Saturday, January 7, 2012

My Morning Tea

Danielle, thanks again for the run this morning.  I enjoyed a new route for a change of scenery, even though it was somewhat a lack of scenery.  Thank you, also, for the conversation.  Sometimes I realize we have more in common than I thought and I really enjoy getting to know you
For everyone else, obviously, I went for a run with Danielle this morning.  I was doing laundry before I left and my planning skills lapsed as I started the machine with my winter gear in.  So, I put on capris and a light jacket.  The run was fine, but by the time I got home I was cold.  I even told Jim as I walked in the door "I don't think I'll ever get warm again".  So, after a warm shower, I made a nice hot cup of tea.
I drink Chai Tea a lot, and the Good Earth brand always has quotes on the tab at the end of the tea bag.  Today, mine read:
"Tis better to be silent and be thought a fool, than to speak and remove all doubt".  -Abraham Lincoln.

 I have always loved this quote.  James 1:19 says "... everyone should be slow to speak and quick to listen..." and I've always thought of these together. 
I thought it was quite the coincidence that this quote would appear today after my conversation with Danielle this morning.  As we were cooling down we started talking about comments people make to us.  To talk without thinking seems to be a condition we all suffer from and have all been hurt by.

I admit to hyper-sensitivity and over-analyzing.  Everything people say to me I run through filters to see which ways they could mean it. I'm worse in that I even take into consideration what people DON'T say.  No one said anything nice today, I wonder if that's because there is nothing nice to say?

So this is coming from someone who is very aware of words, and should be taken with a grain of salt.  But, I find myself wondering today how often I've said something to someone without thinking that could have been hurtful? Or, have I held my tongue when I could have been a blessing?

[Collected data entries]
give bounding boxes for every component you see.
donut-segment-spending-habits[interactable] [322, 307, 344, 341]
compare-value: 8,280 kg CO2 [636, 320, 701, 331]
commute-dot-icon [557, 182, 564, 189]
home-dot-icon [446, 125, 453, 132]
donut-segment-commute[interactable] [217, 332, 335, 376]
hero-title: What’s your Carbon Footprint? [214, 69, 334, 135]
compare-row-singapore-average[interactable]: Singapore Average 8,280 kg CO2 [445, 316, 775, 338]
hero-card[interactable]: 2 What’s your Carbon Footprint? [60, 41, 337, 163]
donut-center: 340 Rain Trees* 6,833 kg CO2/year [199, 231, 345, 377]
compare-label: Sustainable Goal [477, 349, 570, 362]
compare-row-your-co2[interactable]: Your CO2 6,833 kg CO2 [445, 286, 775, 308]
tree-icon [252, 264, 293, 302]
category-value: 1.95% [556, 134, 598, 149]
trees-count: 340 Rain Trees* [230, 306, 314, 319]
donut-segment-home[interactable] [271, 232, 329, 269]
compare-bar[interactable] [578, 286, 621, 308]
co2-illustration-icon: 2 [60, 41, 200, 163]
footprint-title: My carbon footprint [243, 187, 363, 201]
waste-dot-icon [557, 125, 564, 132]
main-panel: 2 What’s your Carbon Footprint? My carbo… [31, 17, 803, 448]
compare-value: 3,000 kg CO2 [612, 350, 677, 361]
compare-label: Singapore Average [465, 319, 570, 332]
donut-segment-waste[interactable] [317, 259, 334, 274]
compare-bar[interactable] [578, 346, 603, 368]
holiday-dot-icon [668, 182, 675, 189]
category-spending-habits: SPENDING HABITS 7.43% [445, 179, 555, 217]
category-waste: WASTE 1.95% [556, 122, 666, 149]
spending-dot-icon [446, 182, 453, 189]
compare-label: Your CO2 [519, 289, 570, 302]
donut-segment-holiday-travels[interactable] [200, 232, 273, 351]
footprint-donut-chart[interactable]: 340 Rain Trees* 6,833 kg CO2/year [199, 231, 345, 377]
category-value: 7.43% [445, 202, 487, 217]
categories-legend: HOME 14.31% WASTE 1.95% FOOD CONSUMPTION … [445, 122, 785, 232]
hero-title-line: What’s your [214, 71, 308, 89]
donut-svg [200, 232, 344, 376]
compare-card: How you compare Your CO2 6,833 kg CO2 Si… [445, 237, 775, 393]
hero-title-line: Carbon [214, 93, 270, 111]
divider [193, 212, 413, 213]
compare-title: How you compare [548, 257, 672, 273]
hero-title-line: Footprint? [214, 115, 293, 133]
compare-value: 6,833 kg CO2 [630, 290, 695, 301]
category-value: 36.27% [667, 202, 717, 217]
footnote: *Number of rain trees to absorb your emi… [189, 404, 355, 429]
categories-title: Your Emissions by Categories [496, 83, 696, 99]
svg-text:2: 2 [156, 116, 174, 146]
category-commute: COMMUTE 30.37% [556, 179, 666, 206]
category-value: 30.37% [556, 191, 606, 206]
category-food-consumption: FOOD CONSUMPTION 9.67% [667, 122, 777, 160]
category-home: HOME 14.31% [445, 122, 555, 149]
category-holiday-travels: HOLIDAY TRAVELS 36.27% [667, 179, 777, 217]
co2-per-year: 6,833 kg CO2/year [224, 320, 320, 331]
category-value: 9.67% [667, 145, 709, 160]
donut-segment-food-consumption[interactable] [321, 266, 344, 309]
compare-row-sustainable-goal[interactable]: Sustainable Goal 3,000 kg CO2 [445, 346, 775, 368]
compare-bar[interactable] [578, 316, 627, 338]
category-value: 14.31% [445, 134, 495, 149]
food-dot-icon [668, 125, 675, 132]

*Work instruction 1*. Translate this sentence from the blog post about morning tea into Spanish: "I drink Chai Tea a lot, and the Good Earth brand always has quotes on the tab at the end of the tea bag."
*Work instruction 2*. Repeat the part of the blog post about morning tea starting with "I drink Chai" and going on through "been hurt by.".
The records come from a different source than the text.

*Response area 1*. Bebo mucho té chai, y la marca Good Earth siempre tiene citas en la etiqueta al final de la bolsita de té.

*Response area 2*.
I drink Chai Tea a lot, and the Good Earth brand always has quotes on the tab at the end of the tea bag.  Today, mine read:
"Tis better to be silent and be thought a fool, than to speak and remove all doubt".  -Abraham Lincoln.

 I have always loved this quote.  James 1:19 says "... everyone should be slow to speak and quick to listen..." and I've always thought of these together. 
I thought it was quite the coincidence that this quote would appear today after my conversation with Danielle this morning.  As we were cooling down we started talking about comments people make to us.  To talk without thinking seems to be a condition we all suffer from and have all been hurt by.